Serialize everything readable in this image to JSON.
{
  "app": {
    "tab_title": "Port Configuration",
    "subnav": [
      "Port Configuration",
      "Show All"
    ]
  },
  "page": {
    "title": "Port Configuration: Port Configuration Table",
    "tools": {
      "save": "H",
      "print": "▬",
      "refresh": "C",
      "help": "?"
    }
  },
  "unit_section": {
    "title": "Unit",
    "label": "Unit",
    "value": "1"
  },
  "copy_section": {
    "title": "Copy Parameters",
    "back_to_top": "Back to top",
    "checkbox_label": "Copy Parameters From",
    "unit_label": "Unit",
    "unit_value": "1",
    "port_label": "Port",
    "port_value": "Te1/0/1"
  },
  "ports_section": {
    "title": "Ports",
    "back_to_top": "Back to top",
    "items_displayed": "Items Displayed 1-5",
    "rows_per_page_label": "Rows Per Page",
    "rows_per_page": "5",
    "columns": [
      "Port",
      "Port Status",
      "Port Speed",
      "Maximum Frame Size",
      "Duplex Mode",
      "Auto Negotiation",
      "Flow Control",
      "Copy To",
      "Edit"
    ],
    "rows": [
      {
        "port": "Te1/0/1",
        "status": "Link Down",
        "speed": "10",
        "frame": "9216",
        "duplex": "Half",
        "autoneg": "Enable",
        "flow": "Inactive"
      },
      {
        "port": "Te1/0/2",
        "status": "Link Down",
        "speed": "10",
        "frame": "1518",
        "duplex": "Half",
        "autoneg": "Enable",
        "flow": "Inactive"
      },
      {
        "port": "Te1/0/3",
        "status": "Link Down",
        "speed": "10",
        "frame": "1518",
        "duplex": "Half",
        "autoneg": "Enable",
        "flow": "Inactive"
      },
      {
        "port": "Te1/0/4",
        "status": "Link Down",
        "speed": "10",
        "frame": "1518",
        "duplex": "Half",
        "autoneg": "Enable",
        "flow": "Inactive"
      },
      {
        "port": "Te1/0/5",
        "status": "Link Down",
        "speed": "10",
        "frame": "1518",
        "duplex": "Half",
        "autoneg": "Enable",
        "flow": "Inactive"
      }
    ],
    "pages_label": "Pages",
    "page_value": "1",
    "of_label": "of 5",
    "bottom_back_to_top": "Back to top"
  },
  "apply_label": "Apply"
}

_GIVEN PROBLEM:_ In the records above, tally the lines where the word "Configuration" appears, and give the number and nothing else.

_RESULT OF THIS TASK:_ 3